§ **EXERCISE PROMPT**:
Copy the records below word for word, leaving out the pictures.

§ **GIVEN INFORMATION**:
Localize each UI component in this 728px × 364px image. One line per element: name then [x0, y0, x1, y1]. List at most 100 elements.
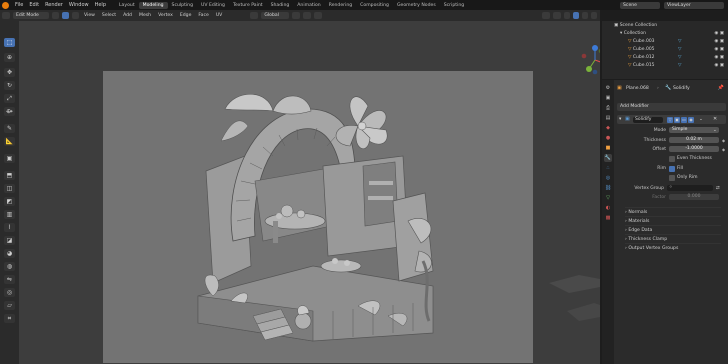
workspace-tab-texture-paint[interactable]: Texture Paint: [229, 2, 267, 9]
subpanel-edge-data[interactable]: › Edge Data: [625, 225, 721, 234]
visibility-eye-icon[interactable]: ◉ ▣: [714, 63, 724, 70]
snap-icon[interactable]: [303, 12, 312, 19]
workspace-tab-modeling[interactable]: Modeling: [138, 1, 168, 9]
particles-tab-icon[interactable]: ∴: [604, 164, 612, 172]
close-icon[interactable]: ✕: [713, 116, 717, 122]
header-menu-view[interactable]: View: [82, 13, 97, 18]
proportional-edit-icon[interactable]: [314, 12, 323, 19]
outliner-object-row[interactable]: ▽ Cube.005 ▽ ◉ ▣: [602, 47, 728, 54]
dropdown-chevron-icon[interactable]: ⌄: [699, 117, 703, 122]
physics-tab-icon[interactable]: ◎: [604, 174, 612, 182]
navigation-gizmo[interactable]: [580, 45, 600, 75]
data-tab-icon[interactable]: ▽: [604, 194, 612, 202]
3d-viewport[interactable]: ⌕ ✋ 🎥 ▦: [19, 21, 600, 364]
move-tool-icon[interactable]: ✥: [4, 68, 15, 77]
subpanel-materials[interactable]: › Materials: [625, 216, 721, 225]
pivot-icon[interactable]: [292, 12, 301, 19]
edge-select-icon[interactable]: [62, 12, 69, 19]
annotate-tool-icon[interactable]: ✎: [4, 124, 15, 133]
menu-render[interactable]: Render: [42, 2, 66, 8]
animate-dot-icon[interactable]: ◆: [722, 146, 725, 153]
shading-rendered-icon[interactable]: [591, 12, 597, 19]
header-menu-edge[interactable]: Edge: [178, 13, 194, 18]
only-rim-checkbox[interactable]: [669, 174, 675, 181]
blender-logo-icon[interactable]: [2, 1, 9, 9]
animate-dot-icon[interactable]: ◆: [722, 137, 725, 144]
loop-cut-tool-icon[interactable]: ▥: [4, 210, 15, 219]
visibility-eye-icon[interactable]: ◉ ▣: [714, 55, 724, 62]
visibility-eye-icon[interactable]: ◉ ▣: [714, 31, 724, 38]
knife-tool-icon[interactable]: ⌇: [4, 223, 15, 232]
header-menu-face[interactable]: Face: [196, 13, 210, 18]
vertex-select-icon[interactable]: [52, 12, 59, 19]
spin-tool-icon[interactable]: ◕: [4, 249, 15, 258]
offset-field[interactable]: -1.0000: [669, 146, 719, 152]
workspace-tab-geometry-nodes[interactable]: Geometry Nodes: [393, 2, 440, 9]
outliner-object-row[interactable]: ▽ Cube.003 ▽ ◉ ▣: [602, 39, 728, 46]
measure-tool-icon[interactable]: 📐: [4, 137, 15, 146]
edge-slide-tool-icon[interactable]: ⇋: [4, 275, 15, 284]
subpanel-output-vertex-groups[interactable]: › Output Vertex Groups: [625, 243, 721, 252]
scene-selector[interactable]: Scene: [620, 1, 660, 9]
editor-type-icon[interactable]: [2, 12, 10, 19]
overlays-icon[interactable]: [542, 12, 550, 19]
visibility-eye-icon[interactable]: ◉ ▣: [714, 47, 724, 54]
edit-mode-icon[interactable]: ▣: [674, 116, 680, 123]
viewport-display-icon[interactable]: ▭: [681, 116, 687, 123]
extrude-tool-icon[interactable]: ⬒: [4, 171, 15, 180]
view-layer-tab-icon[interactable]: ▤: [604, 114, 612, 122]
mode-selector[interactable]: Edit Mode: [13, 12, 49, 19]
workspace-tab-layout[interactable]: Layout: [115, 2, 139, 9]
tool-tab-icon[interactable]: ⚙: [604, 84, 612, 92]
outliner-scene-collection[interactable]: ▣ Scene Collection: [602, 23, 728, 30]
transform-tool-icon[interactable]: ⟴: [4, 107, 15, 116]
shading-solid-icon[interactable]: [573, 12, 579, 19]
header-menu-mesh[interactable]: Mesh: [137, 13, 153, 18]
vertex-group-field[interactable]: ⁘: [667, 185, 713, 191]
workspace-tab-rendering[interactable]: Rendering: [325, 2, 356, 9]
fill-checkbox[interactable]: [669, 165, 675, 172]
rotate-tool-icon[interactable]: ↻: [4, 81, 15, 90]
workspace-tab-sculpting[interactable]: Sculpting: [168, 2, 197, 9]
subpanel-normals[interactable]: › Normals: [625, 207, 721, 216]
workspace-tab-scripting[interactable]: Scripting: [440, 2, 468, 9]
bevel-tool-icon[interactable]: ◩: [4, 197, 15, 206]
edit-cage-icon[interactable]: ▽: [667, 116, 673, 123]
inset-tool-icon[interactable]: ◫: [4, 184, 15, 193]
menu-edit[interactable]: Edit: [26, 2, 42, 8]
header-menu-select[interactable]: Select: [100, 13, 118, 18]
object-tab-icon[interactable]: ■: [604, 144, 612, 152]
workspace-tab-uv-editing[interactable]: UV Editing: [197, 2, 229, 9]
material-tab-icon[interactable]: ◐: [604, 204, 612, 212]
view-layer-selector[interactable]: ViewLayer: [664, 1, 724, 9]
scene-tab-icon[interactable]: ◆: [604, 124, 612, 132]
texture-tab-icon[interactable]: ▩: [604, 214, 612, 222]
scale-tool-icon[interactable]: ⤢: [4, 94, 15, 103]
shear-tool-icon[interactable]: ▱: [4, 301, 15, 310]
modifier-name-field[interactable]: Solidify: [633, 116, 663, 123]
thickness-field[interactable]: 0.02 m: [669, 137, 719, 143]
header-menu-add[interactable]: Add: [121, 13, 134, 18]
even-thickness-checkbox[interactable]: [669, 155, 675, 162]
mode-select[interactable]: Simple: [669, 127, 719, 133]
rip-region-tool-icon[interactable]: ⌗: [4, 314, 15, 323]
menu-file[interactable]: File: [12, 2, 26, 8]
shrink-fatten-tool-icon[interactable]: ◎: [4, 288, 15, 297]
workspace-tab-compositing[interactable]: Compositing: [356, 2, 393, 9]
pin-icon[interactable]: 📌: [718, 85, 724, 91]
collapse-arrow-icon[interactable]: ▾: [619, 117, 621, 122]
outliner-collection[interactable]: ▾ Collection ◉ ▣: [602, 31, 728, 38]
header-menu-vertex[interactable]: Vertex: [156, 13, 175, 18]
subpanel-thickness-clamp[interactable]: › Thickness Clamp: [625, 234, 721, 243]
constraints-tab-icon[interactable]: ⛓: [604, 184, 612, 192]
world-tab-icon[interactable]: ●: [604, 134, 612, 142]
shading-material-icon[interactable]: [582, 12, 588, 19]
modifier-tab-icon[interactable]: 🔧: [604, 154, 612, 162]
smooth-tool-icon[interactable]: ◍: [4, 262, 15, 271]
output-tab-icon[interactable]: ⎙: [604, 104, 612, 112]
shading-wireframe-icon[interactable]: [564, 12, 570, 19]
select-box-tool-icon[interactable]: ⬚: [4, 38, 15, 47]
add-modifier-button[interactable]: Add Modifier: [617, 103, 726, 111]
workspace-tab-shading[interactable]: Shading: [267, 2, 294, 9]
face-select-icon[interactable]: [72, 12, 79, 19]
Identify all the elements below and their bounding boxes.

§ **RESULT**:
Localize each UI component in this 728px × 364px image. One line per element: name then [x0, y0, x1, y1]. List at most 100 elements.
workspace-tab-texture-paint[interactable]: Texture Paint: [229, 2, 267, 9]
subpanel-edge-data[interactable]: › Edge Data: [625, 225, 721, 234]
visibility-eye-icon[interactable]: ◉ ▣: [714, 63, 724, 70]
snap-icon[interactable]: [303, 12, 312, 19]
workspace-tab-modeling[interactable]: Modeling: [138, 1, 168, 9]
particles-tab-icon[interactable]: ∴: [604, 164, 612, 172]
close-icon[interactable]: ✕: [713, 116, 717, 122]
header-menu-view[interactable]: View: [82, 13, 97, 18]
proportional-edit-icon[interactable]: [314, 12, 323, 19]
outliner-object-row[interactable]: ▽ Cube.005 ▽ ◉ ▣: [602, 47, 728, 54]
dropdown-chevron-icon[interactable]: ⌄: [699, 117, 703, 122]
physics-tab-icon[interactable]: ◎: [604, 174, 612, 182]
navigation-gizmo[interactable]: [580, 45, 600, 75]
data-tab-icon[interactable]: ▽: [604, 194, 612, 202]
3d-viewport[interactable]: ⌕ ✋ 🎥 ▦: [19, 21, 600, 364]
move-tool-icon[interactable]: ✥: [4, 68, 15, 77]
subpanel-materials[interactable]: › Materials: [625, 216, 721, 225]
pivot-icon[interactable]: [292, 12, 301, 19]
edge-select-icon[interactable]: [62, 12, 69, 19]
annotate-tool-icon[interactable]: ✎: [4, 124, 15, 133]
menu-render[interactable]: Render: [42, 2, 66, 8]
animate-dot-icon[interactable]: ◆: [722, 146, 725, 153]
shading-rendered-icon[interactable]: [591, 12, 597, 19]
header-menu-edge[interactable]: Edge: [178, 13, 194, 18]
only-rim-checkbox[interactable]: [669, 174, 675, 181]
blender-logo-icon[interactable]: [2, 1, 9, 9]
animate-dot-icon[interactable]: ◆: [722, 137, 725, 144]
loop-cut-tool-icon[interactable]: ▥: [4, 210, 15, 219]
visibility-eye-icon[interactable]: ◉ ▣: [714, 55, 724, 62]
visibility-eye-icon[interactable]: ◉ ▣: [714, 31, 724, 38]
knife-tool-icon[interactable]: ⌇: [4, 223, 15, 232]
header-menu-face[interactable]: Face: [196, 13, 210, 18]
vertex-select-icon[interactable]: [52, 12, 59, 19]
spin-tool-icon[interactable]: ◕: [4, 249, 15, 258]
offset-field[interactable]: -1.0000: [669, 146, 719, 152]
workspace-tab-geometry-nodes[interactable]: Geometry Nodes: [393, 2, 440, 9]
outliner-object-row[interactable]: ▽ Cube.003 ▽ ◉ ▣: [602, 39, 728, 46]
measure-tool-icon[interactable]: 📐: [4, 137, 15, 146]
edge-slide-tool-icon[interactable]: ⇋: [4, 275, 15, 284]
subpanel-output-vertex-groups[interactable]: › Output Vertex Groups: [625, 243, 721, 252]
scene-selector[interactable]: Scene: [620, 1, 660, 9]
editor-type-icon[interactable]: [2, 12, 10, 19]
overlays-icon[interactable]: [542, 12, 550, 19]
visibility-eye-icon[interactable]: ◉ ▣: [714, 47, 724, 54]
edit-mode-icon[interactable]: ▣: [674, 116, 680, 123]
viewport-display-icon[interactable]: ▭: [681, 116, 687, 123]
extrude-tool-icon[interactable]: ⬒: [4, 171, 15, 180]
view-layer-tab-icon[interactable]: ▤: [604, 114, 612, 122]
mode-selector[interactable]: Edit Mode: [13, 12, 49, 19]
workspace-tab-layout[interactable]: Layout: [115, 2, 139, 9]
tool-tab-icon[interactable]: ⚙: [604, 84, 612, 92]
outliner-scene-collection[interactable]: ▣ Scene Collection: [602, 23, 728, 30]
transform-tool-icon[interactable]: ⟴: [4, 107, 15, 116]
shading-solid-icon[interactable]: [573, 12, 579, 19]
header-menu-mesh[interactable]: Mesh: [137, 13, 153, 18]
vertex-group-field[interactable]: ⁘: [667, 185, 713, 191]
workspace-tab-rendering[interactable]: Rendering: [325, 2, 356, 9]
fill-checkbox[interactable]: [669, 165, 675, 172]
rotate-tool-icon[interactable]: ↻: [4, 81, 15, 90]
workspace-tab-sculpting[interactable]: Sculpting: [168, 2, 197, 9]
subpanel-normals[interactable]: › Normals: [625, 207, 721, 216]
workspace-tab-scripting[interactable]: Scripting: [440, 2, 468, 9]
bevel-tool-icon[interactable]: ◩: [4, 197, 15, 206]
edit-cage-icon[interactable]: ▽: [667, 116, 673, 123]
inset-tool-icon[interactable]: ◫: [4, 184, 15, 193]
menu-edit[interactable]: Edit: [26, 2, 42, 8]
header-menu-select[interactable]: Select: [100, 13, 118, 18]
object-tab-icon[interactable]: ■: [604, 144, 612, 152]
workspace-tab-uv-editing[interactable]: UV Editing: [197, 2, 229, 9]
material-tab-icon[interactable]: ◐: [604, 204, 612, 212]
view-layer-selector[interactable]: ViewLayer: [664, 1, 724, 9]
scene-tab-icon[interactable]: ◆: [604, 124, 612, 132]
texture-tab-icon[interactable]: ▩: [604, 214, 612, 222]
scale-tool-icon[interactable]: ⤢: [4, 94, 15, 103]
shear-tool-icon[interactable]: ▱: [4, 301, 15, 310]
modifier-name-field[interactable]: Solidify: [633, 116, 663, 123]
thickness-field[interactable]: 0.02 m: [669, 137, 719, 143]
header-menu-add[interactable]: Add: [121, 13, 134, 18]
even-thickness-checkbox[interactable]: [669, 155, 675, 162]
mode-select[interactable]: Simple: [669, 127, 719, 133]
rip-region-tool-icon[interactable]: ⌗: [4, 314, 15, 323]
menu-file[interactable]: File: [12, 2, 26, 8]
shrink-fatten-tool-icon[interactable]: ◎: [4, 288, 15, 297]
workspace-tab-compositing[interactable]: Compositing: [356, 2, 393, 9]
pin-icon[interactable]: 📌: [718, 85, 724, 91]
collapse-arrow-icon[interactable]: ▾: [619, 117, 621, 122]
outliner-collection[interactable]: ▾ Collection ◉ ▣: [602, 31, 728, 38]
header-menu-vertex[interactable]: Vertex: [156, 13, 175, 18]
subpanel-thickness-clamp[interactable]: › Thickness Clamp: [625, 234, 721, 243]
constraints-tab-icon[interactable]: ⛓: [604, 184, 612, 192]
world-tab-icon[interactable]: ●: [604, 134, 612, 142]
shading-material-icon[interactable]: [582, 12, 588, 19]
modifier-tab-icon[interactable]: 🔧: [604, 154, 612, 162]
smooth-tool-icon[interactable]: ◍: [4, 262, 15, 271]
output-tab-icon[interactable]: ⎙: [604, 104, 612, 112]
shading-wireframe-icon[interactable]: [564, 12, 570, 19]
select-box-tool-icon[interactable]: ⬚: [4, 38, 15, 47]
add-modifier-button[interactable]: Add Modifier: [617, 103, 726, 111]
workspace-tab-shading[interactable]: Shading: [267, 2, 294, 9]
face-select-icon[interactable]: [72, 12, 79, 19]
Identify all the elements below and their bounding boxes.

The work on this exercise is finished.